**Task description**.
Examine the material below. Gather every line in which the string "this" appears.

start Data

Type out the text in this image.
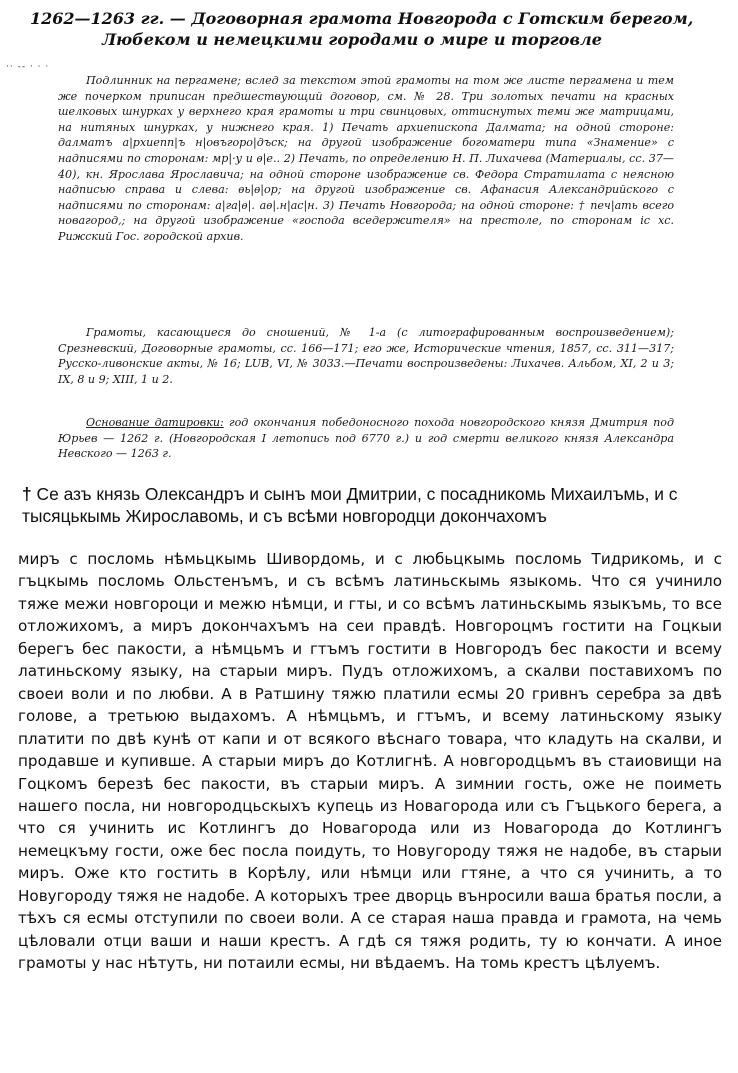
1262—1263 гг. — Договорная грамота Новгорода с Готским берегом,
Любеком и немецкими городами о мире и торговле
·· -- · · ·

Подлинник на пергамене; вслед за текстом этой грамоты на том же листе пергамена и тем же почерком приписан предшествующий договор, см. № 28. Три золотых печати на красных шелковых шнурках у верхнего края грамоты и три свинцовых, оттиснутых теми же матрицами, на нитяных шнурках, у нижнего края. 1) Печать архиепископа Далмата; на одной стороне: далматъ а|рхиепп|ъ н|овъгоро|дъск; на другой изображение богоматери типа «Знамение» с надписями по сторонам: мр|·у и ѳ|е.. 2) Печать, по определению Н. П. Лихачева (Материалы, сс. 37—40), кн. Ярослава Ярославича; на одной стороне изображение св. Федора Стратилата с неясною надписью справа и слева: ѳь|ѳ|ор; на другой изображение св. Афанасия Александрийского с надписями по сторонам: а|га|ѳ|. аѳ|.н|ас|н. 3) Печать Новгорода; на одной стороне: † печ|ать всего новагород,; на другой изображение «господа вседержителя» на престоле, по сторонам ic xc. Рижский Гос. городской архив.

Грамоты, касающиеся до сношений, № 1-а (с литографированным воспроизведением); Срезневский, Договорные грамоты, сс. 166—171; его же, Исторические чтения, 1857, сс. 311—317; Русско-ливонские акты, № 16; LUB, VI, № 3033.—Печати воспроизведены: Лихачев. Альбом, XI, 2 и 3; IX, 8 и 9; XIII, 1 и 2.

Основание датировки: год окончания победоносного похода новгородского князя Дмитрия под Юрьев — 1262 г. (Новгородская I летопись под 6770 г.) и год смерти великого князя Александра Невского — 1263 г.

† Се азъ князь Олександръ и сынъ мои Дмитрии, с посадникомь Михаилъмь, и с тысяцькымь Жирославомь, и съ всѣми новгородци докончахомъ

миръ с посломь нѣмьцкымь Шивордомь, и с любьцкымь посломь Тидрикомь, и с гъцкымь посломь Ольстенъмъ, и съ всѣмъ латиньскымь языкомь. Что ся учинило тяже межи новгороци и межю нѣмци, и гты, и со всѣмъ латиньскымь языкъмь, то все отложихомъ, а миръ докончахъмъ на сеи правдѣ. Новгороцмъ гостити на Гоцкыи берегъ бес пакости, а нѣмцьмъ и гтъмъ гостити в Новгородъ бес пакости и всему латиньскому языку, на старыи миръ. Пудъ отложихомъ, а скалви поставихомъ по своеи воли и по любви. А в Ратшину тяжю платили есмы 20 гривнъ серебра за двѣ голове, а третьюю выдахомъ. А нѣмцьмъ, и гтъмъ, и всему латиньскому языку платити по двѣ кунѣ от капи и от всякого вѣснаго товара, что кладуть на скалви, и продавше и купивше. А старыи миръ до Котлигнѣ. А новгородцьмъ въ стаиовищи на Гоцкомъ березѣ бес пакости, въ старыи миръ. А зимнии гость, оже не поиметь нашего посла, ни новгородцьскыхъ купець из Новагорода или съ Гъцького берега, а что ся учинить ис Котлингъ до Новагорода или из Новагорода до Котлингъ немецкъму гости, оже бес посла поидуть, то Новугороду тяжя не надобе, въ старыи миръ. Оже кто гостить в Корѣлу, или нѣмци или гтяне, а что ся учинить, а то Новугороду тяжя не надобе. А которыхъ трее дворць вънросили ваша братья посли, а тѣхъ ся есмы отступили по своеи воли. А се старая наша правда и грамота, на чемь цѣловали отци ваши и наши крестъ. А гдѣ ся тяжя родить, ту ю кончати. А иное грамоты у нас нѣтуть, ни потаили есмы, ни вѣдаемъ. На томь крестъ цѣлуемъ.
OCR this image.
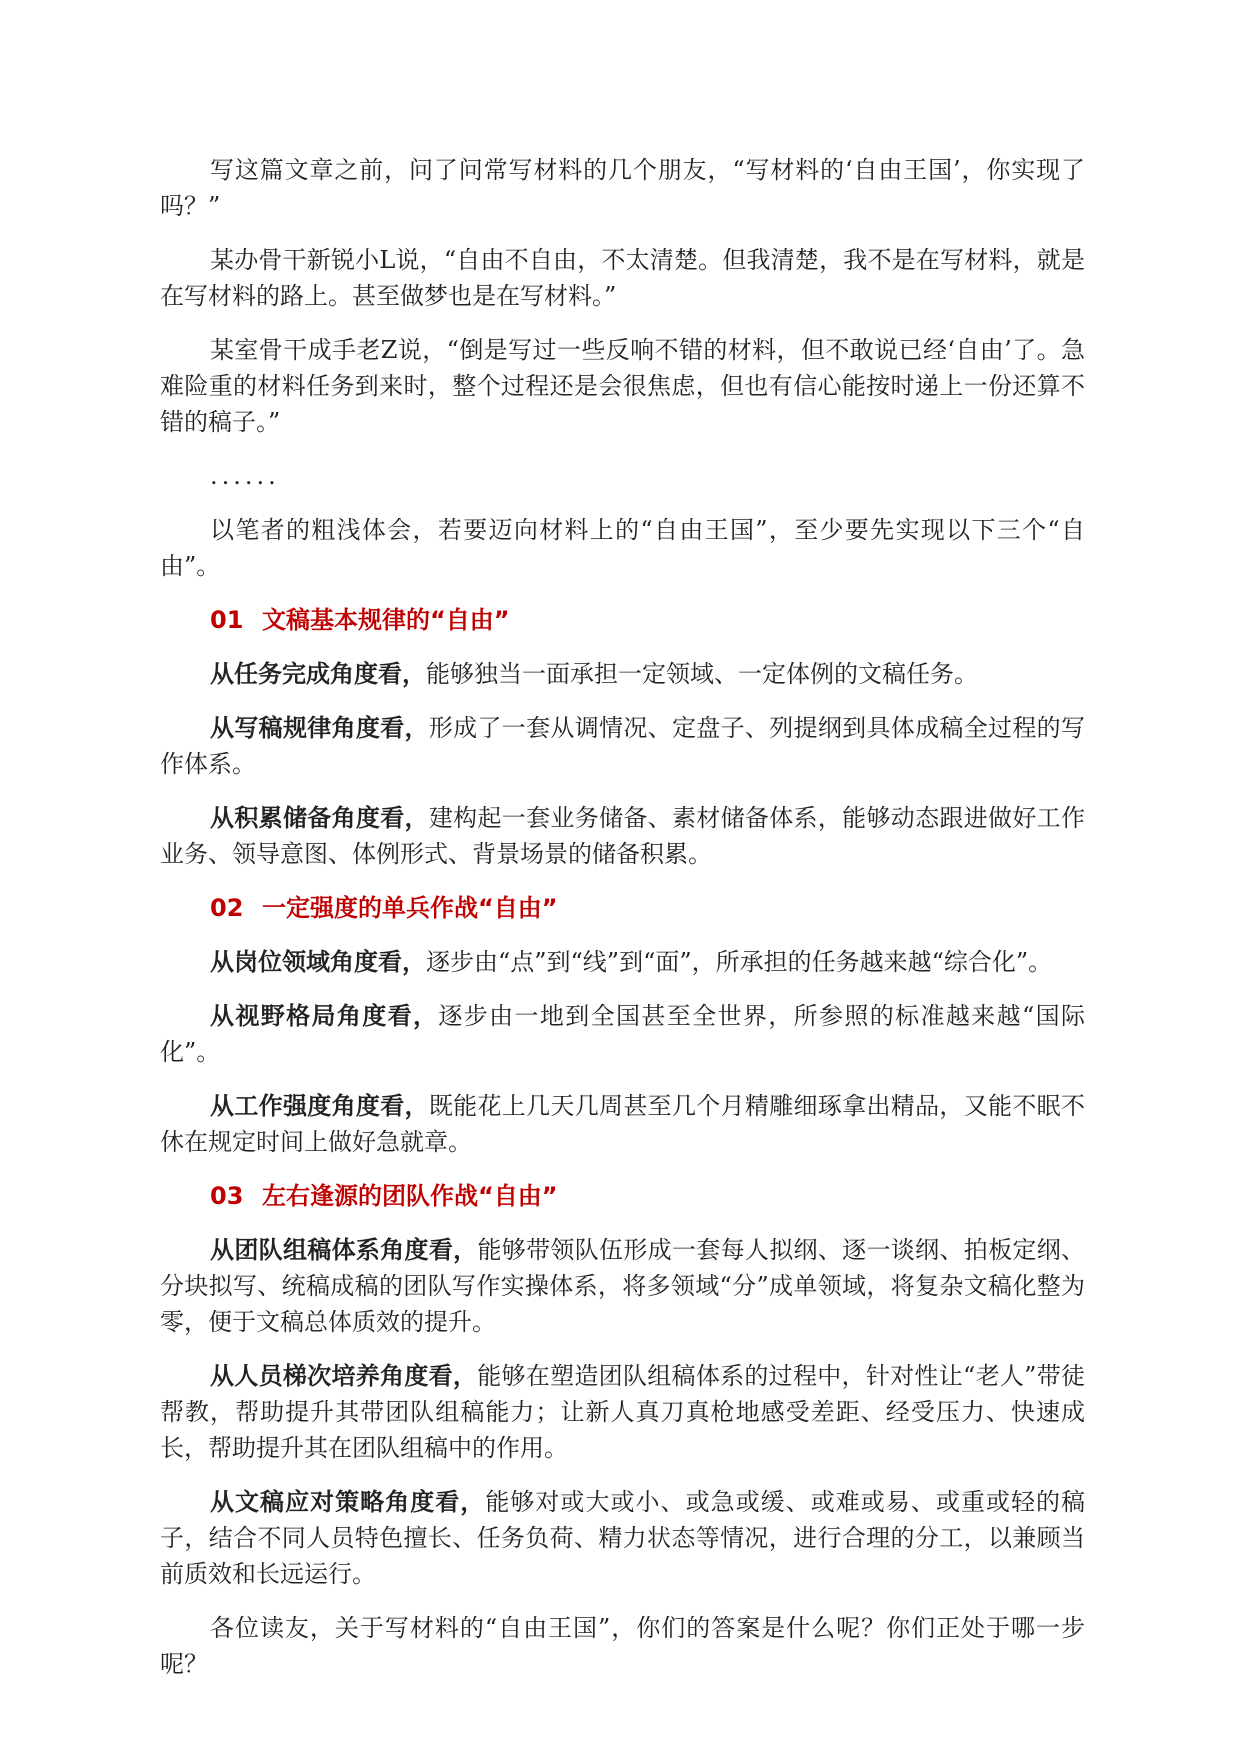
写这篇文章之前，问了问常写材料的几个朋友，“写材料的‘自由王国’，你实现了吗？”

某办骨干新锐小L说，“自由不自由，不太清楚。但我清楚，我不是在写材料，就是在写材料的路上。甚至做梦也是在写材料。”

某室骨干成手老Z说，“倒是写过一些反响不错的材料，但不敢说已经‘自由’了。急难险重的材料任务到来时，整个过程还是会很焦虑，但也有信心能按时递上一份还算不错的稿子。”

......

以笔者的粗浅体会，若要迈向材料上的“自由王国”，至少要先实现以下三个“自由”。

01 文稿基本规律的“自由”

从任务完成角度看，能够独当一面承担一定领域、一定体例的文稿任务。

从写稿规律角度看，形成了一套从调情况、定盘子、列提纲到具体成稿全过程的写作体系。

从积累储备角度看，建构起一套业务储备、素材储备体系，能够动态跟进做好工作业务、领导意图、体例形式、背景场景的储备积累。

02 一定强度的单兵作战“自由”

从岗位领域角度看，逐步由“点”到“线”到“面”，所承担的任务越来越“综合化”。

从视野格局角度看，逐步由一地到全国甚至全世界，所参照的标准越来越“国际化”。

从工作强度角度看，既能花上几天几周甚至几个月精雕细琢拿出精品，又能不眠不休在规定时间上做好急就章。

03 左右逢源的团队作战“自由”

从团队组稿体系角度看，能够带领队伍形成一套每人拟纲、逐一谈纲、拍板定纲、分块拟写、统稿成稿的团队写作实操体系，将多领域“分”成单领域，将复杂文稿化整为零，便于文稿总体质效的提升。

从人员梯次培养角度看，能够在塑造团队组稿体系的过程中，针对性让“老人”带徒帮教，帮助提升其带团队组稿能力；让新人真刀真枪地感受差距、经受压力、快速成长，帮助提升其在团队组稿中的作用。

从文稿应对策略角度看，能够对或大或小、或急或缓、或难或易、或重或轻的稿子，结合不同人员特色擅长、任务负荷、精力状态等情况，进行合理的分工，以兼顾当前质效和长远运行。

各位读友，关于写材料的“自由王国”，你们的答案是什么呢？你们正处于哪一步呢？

end Data

**Result**.
Type out the text in this image.
OCR this image.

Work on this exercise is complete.